**Description of the task**
Your task is to copy every line of the entries that contains "Fe₂O₃".

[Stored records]
______
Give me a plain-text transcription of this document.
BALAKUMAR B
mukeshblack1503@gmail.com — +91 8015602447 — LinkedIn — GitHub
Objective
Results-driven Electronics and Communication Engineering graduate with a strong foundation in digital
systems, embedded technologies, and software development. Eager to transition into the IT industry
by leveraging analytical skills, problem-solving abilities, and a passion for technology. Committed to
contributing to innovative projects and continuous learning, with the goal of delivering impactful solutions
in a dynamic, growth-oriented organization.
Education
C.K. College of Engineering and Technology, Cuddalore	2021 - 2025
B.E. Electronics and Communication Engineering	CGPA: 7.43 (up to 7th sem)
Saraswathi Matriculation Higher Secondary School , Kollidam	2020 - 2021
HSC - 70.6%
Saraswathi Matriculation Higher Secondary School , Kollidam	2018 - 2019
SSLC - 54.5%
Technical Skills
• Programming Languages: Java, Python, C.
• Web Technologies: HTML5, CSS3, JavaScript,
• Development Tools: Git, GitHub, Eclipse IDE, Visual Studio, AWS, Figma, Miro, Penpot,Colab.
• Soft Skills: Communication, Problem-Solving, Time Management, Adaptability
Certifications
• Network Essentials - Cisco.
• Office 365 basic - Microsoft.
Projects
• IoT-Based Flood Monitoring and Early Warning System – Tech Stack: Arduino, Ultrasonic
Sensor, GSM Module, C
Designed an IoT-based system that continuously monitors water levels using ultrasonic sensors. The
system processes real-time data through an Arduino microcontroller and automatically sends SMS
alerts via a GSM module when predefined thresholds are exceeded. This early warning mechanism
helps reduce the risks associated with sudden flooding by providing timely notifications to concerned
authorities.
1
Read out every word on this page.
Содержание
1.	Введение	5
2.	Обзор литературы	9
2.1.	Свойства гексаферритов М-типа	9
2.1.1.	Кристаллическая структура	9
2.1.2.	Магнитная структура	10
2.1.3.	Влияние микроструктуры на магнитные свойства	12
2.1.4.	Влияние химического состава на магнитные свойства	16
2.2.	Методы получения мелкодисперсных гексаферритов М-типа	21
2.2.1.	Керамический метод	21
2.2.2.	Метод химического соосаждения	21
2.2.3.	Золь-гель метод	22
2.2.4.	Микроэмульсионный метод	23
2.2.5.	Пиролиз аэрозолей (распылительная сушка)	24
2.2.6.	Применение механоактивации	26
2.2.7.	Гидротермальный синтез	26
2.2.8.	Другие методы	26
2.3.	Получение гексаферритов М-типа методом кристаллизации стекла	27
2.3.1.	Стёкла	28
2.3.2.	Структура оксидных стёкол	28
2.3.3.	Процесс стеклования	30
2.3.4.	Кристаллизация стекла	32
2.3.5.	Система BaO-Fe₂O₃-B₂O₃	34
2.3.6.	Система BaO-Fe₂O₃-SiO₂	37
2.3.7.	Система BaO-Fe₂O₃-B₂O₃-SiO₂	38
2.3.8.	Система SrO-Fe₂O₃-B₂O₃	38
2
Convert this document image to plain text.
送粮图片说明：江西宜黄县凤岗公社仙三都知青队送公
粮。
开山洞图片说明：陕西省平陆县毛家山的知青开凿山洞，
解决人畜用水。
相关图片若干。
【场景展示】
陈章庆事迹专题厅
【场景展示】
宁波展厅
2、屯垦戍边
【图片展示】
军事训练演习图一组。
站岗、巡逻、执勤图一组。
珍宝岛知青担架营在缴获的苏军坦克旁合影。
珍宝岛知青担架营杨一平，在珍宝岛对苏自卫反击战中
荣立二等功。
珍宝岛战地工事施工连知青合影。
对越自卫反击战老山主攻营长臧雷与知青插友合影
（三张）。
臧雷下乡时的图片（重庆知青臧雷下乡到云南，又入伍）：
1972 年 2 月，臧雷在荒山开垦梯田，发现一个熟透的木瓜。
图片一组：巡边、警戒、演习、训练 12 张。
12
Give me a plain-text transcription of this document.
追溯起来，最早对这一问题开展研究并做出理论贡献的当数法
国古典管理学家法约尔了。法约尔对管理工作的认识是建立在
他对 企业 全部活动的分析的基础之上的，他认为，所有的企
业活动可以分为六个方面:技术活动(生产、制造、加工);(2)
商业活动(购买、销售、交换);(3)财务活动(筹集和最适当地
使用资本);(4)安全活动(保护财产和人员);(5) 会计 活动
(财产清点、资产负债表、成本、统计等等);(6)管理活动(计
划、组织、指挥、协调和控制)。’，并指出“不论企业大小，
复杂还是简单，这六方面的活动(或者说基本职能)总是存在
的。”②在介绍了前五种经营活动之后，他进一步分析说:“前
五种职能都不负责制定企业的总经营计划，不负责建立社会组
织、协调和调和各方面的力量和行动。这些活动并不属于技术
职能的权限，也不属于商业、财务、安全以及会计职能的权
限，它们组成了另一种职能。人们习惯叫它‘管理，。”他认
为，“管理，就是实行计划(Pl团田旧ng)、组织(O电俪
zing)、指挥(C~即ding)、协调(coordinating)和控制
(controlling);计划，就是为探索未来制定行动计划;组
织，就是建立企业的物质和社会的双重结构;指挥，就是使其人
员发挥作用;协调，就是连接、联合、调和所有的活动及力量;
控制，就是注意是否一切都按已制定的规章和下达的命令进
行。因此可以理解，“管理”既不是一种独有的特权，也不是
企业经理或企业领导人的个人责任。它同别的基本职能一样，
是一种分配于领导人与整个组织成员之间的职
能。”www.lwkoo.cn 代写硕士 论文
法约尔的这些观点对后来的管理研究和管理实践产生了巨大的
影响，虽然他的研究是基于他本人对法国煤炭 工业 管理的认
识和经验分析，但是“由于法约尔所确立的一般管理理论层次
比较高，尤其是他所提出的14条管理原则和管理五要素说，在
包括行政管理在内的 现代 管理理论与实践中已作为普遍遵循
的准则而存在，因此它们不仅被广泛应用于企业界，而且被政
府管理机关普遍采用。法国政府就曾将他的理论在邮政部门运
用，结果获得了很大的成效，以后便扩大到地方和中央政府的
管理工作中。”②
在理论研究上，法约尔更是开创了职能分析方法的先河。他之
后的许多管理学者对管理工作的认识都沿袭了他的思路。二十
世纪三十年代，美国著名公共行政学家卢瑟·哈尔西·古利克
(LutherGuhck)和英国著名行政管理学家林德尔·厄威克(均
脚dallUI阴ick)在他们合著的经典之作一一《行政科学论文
______
**Task output**
2.3.5.	Система BaO-Fe₂O₃-B₂O₃	34
2.3.6.	Система BaO-Fe₂O₃-SiO₂	37
2.3.7.	Система BaO-Fe₂O₃-B₂O₃-SiO₂	38
2.3.8.	Система SrO-Fe₂O₃-B₂O₃	38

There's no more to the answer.